### SHORT TASK
Omit all images. Transcribe the rest of the material below exactly.

### PROVIDED ENTRIES
>> START

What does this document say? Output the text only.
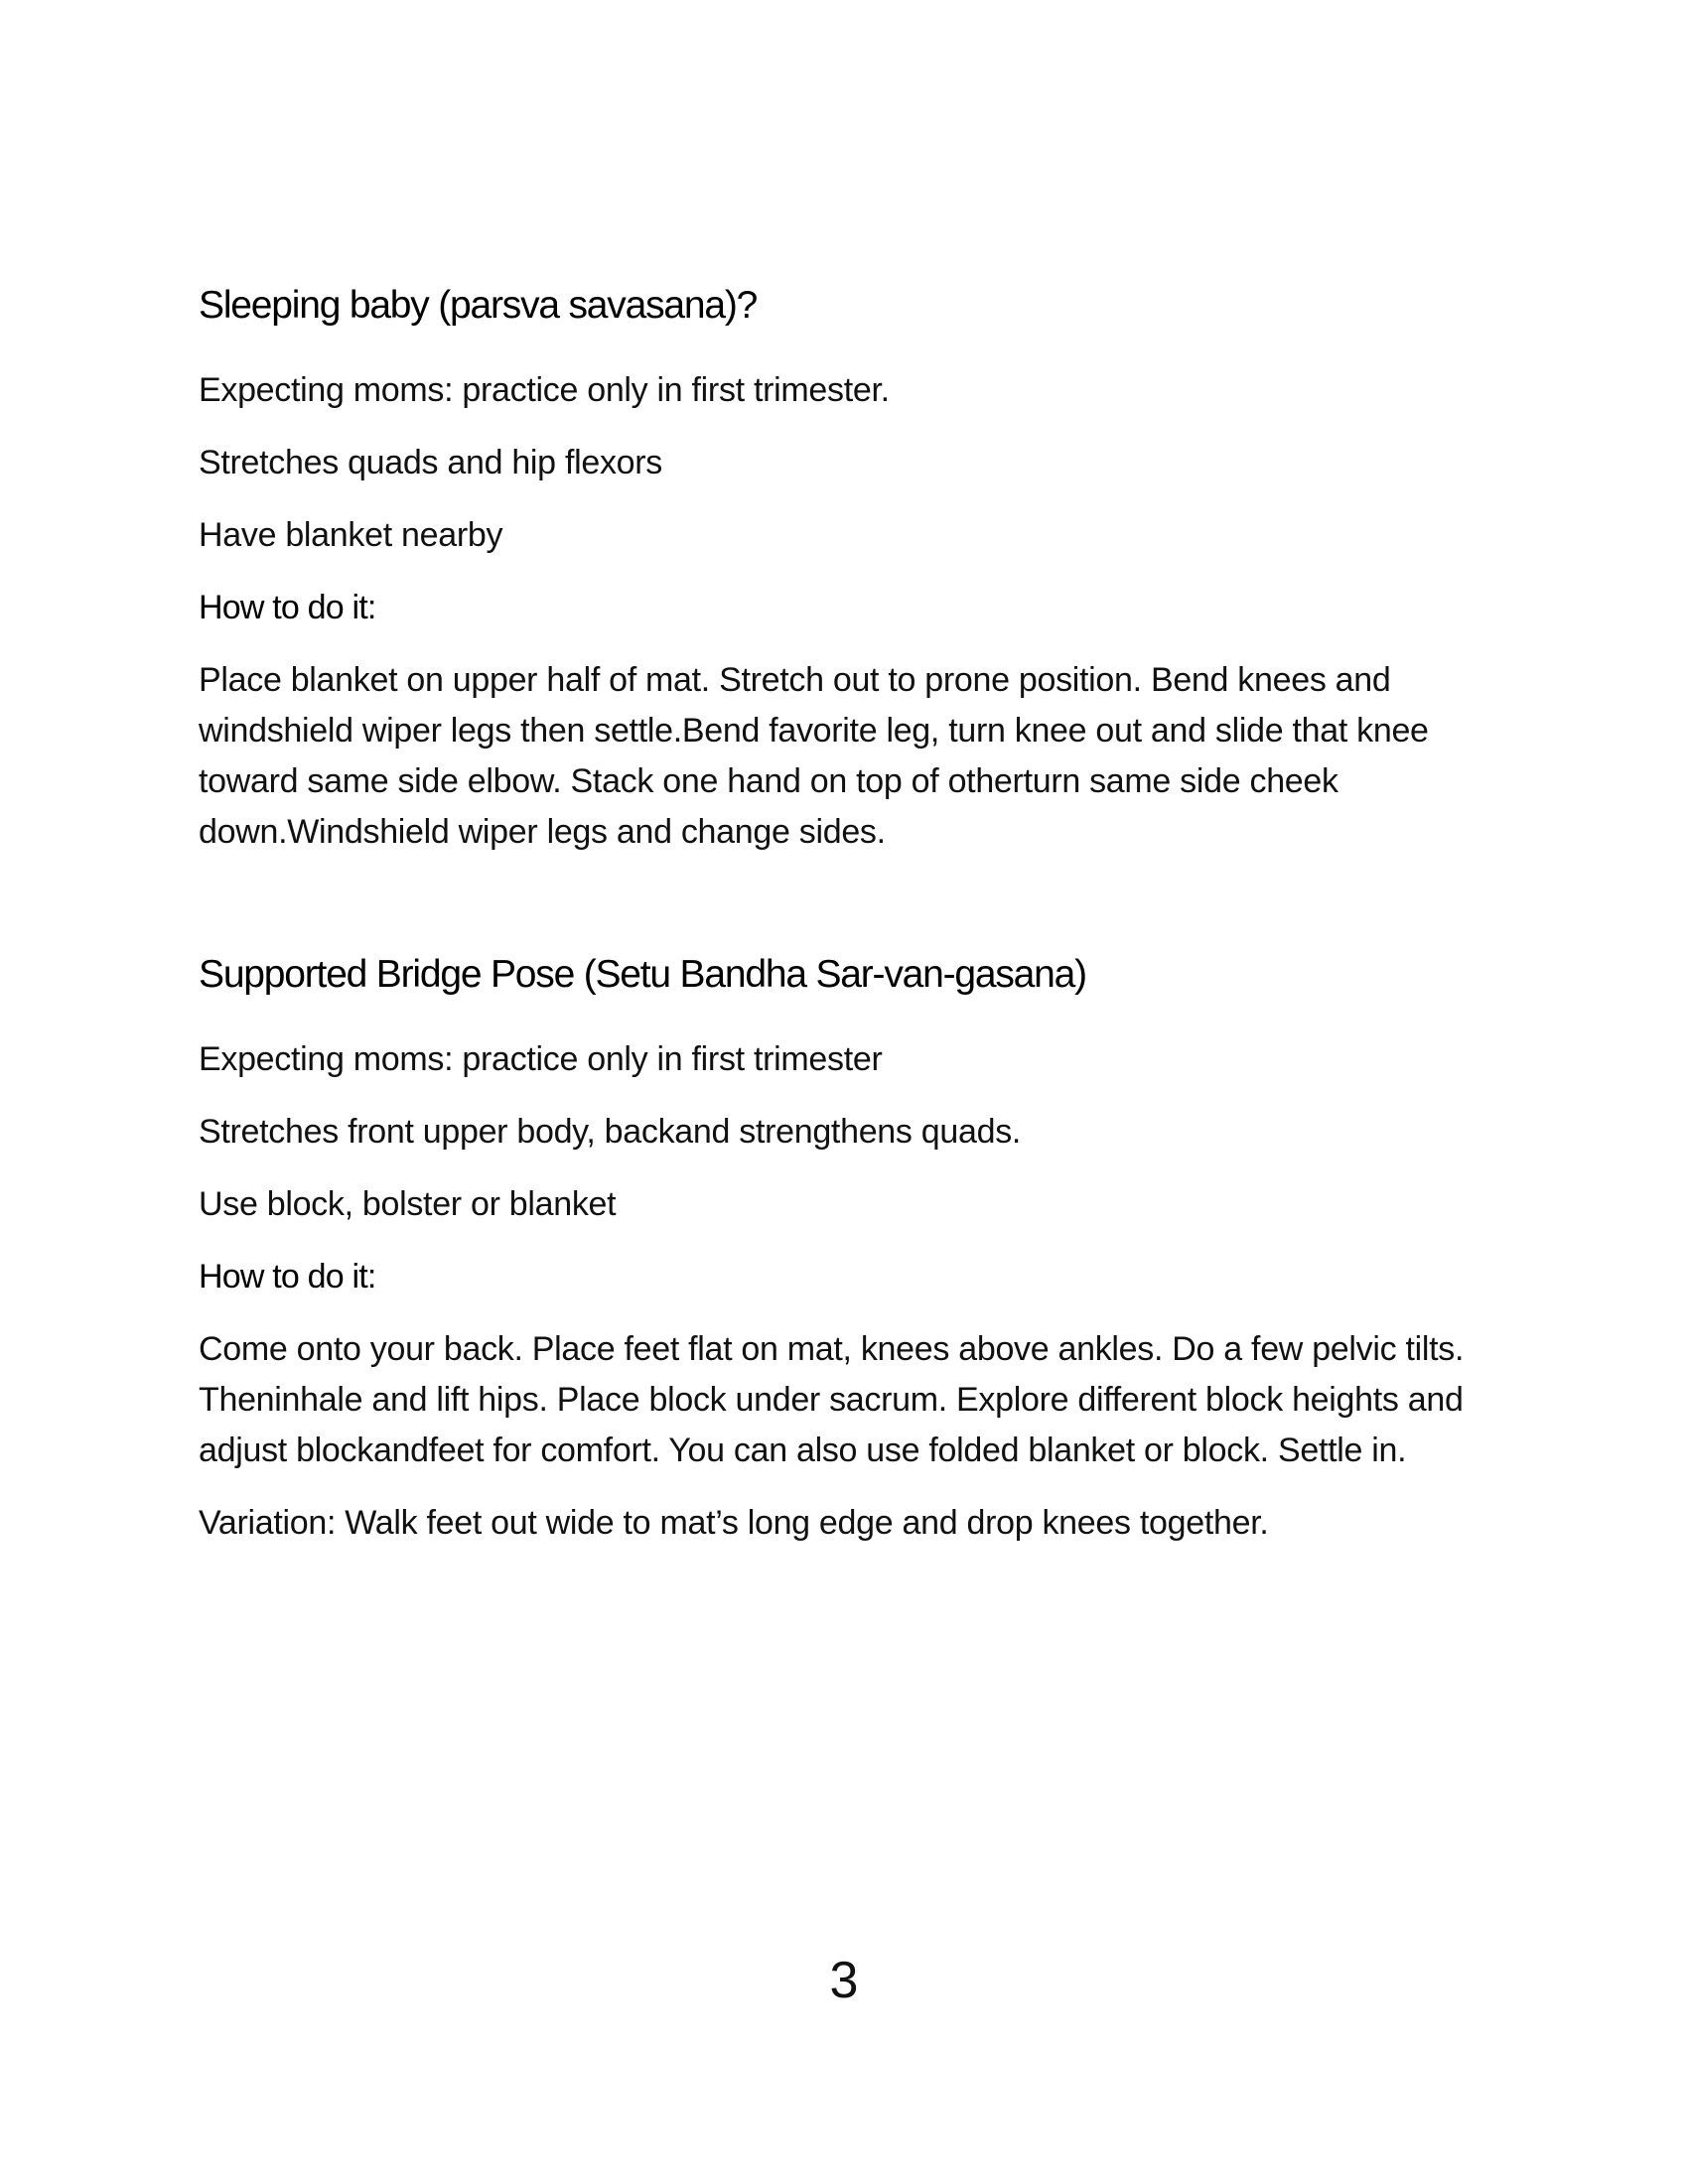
Sleeping baby (parsva savasana)?

Expecting moms: practice only in first trimester.

Stretches quads and hip flexors

Have blanket nearby

How to do it:

Place blanket on upper half of mat. Stretch out to prone position. Bend knees and windshield wiper legs then settle.Bend favorite leg, turn knee out and slide that knee toward same side elbow. Stack one hand on top of otherturn same side cheek down.Windshield wiper legs and change sides.

Supported Bridge Pose (Setu Bandha Sar-van-gasana)

Expecting moms: practice only in first trimester

Stretches front upper body, backand strengthens quads.

Use block, bolster or blanket

How to do it:

Come onto your back. Place feet flat on mat, knees above ankles. Do a few pelvic tilts. Theninhale and lift hips. Place block under sacrum. Explore different block heights and adjust blockandfeet for comfort. You can also use folded blanket or block. Settle in.

Variation: Walk feet out wide to mat’s long edge and drop knees together.

3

>> END

### RESULT BELOW
What does this document say? Output the text only.
Sleeping baby (parsva savasana)?

Expecting moms: practice only in first trimester.

Stretches quads and hip flexors

Have blanket nearby

How to do it:

Place blanket on upper half of mat. Stretch out to prone position. Bend knees and windshield wiper legs then settle.Bend favorite leg, turn knee out and slide that knee toward same side elbow. Stack one hand on top of otherturn same side cheek down.Windshield wiper legs and change sides.

Supported Bridge Pose (Setu Bandha Sar-van-gasana)

Expecting moms: practice only in first trimester

Stretches front upper body, backand strengthens quads.

Use block, bolster or blanket

How to do it:

Come onto your back. Place feet flat on mat, knees above ankles. Do a few pelvic tilts. Theninhale and lift hips. Place block under sacrum. Explore different block heights and adjust blockandfeet for comfort. You can also use folded blanket or block. Settle in.

Variation: Walk feet out wide to mat’s long edge and drop knees together.

3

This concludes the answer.